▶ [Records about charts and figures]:

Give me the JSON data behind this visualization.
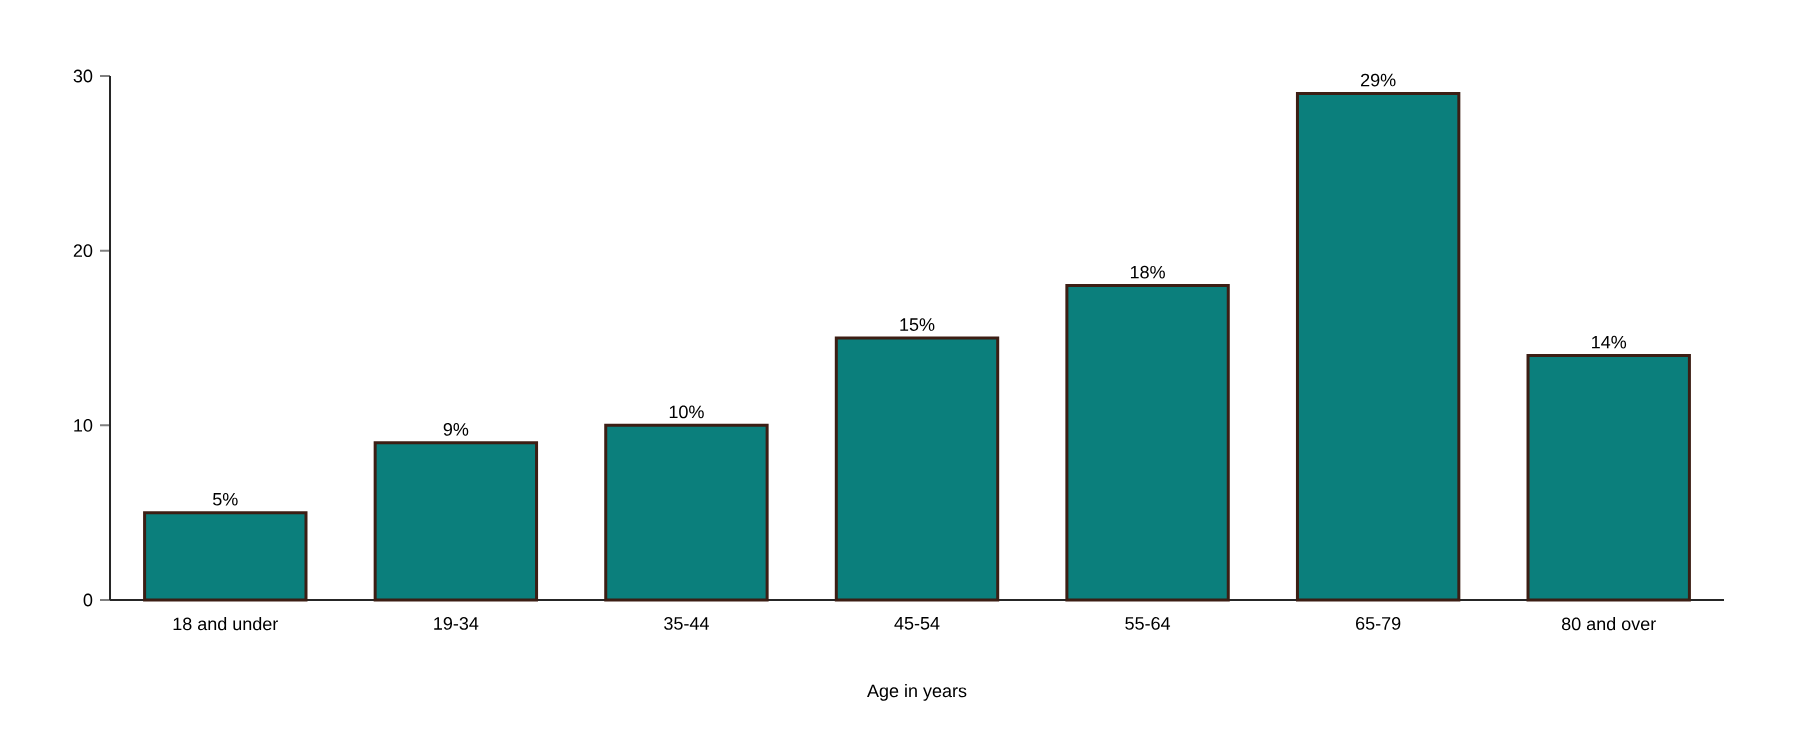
{
  "chart_data": {
    "type": "bar",
    "xlabel": "Age in years",
    "categories": [
      "18 and under",
      "19-34",
      "35-44",
      "45-54",
      "55-64",
      "65-79",
      "80 and over"
    ],
    "values": [
      5,
      9,
      10,
      15,
      18,
      29,
      14
    ],
    "value_labels": [
      "5%",
      "9%",
      "10%",
      "15%",
      "18%",
      "29%",
      "14%"
    ],
    "color": "#0b7f7c",
    "ylim": [
      0,
      30
    ],
    "yticks": [
      0,
      10,
      20,
      30
    ]
  }
}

▶ [What is being asked]: Pictures are excluded; repeat every record exactly.

▶ [Answer to the exercise]:
Give me the JSON data behind this visualization.
{
  "chart_data": {
    "type": "bar",
    "xlabel": "Age in years",
    "categories": [
      "18 and under",
      "19-34",
      "35-44",
      "45-54",
      "55-64",
      "65-79",
      "80 and over"
    ],
    "values": [
      5,
      9,
      10,
      15,
      18,
      29,
      14
    ],
    "value_labels": [
      "5%",
      "9%",
      "10%",
      "15%",
      "18%",
      "29%",
      "14%"
    ],
    "color": "#0b7f7c",
    "ylim": [
      0,
      30
    ],
    "yticks": [
      0,
      10,
      20,
      30
    ]
  }
}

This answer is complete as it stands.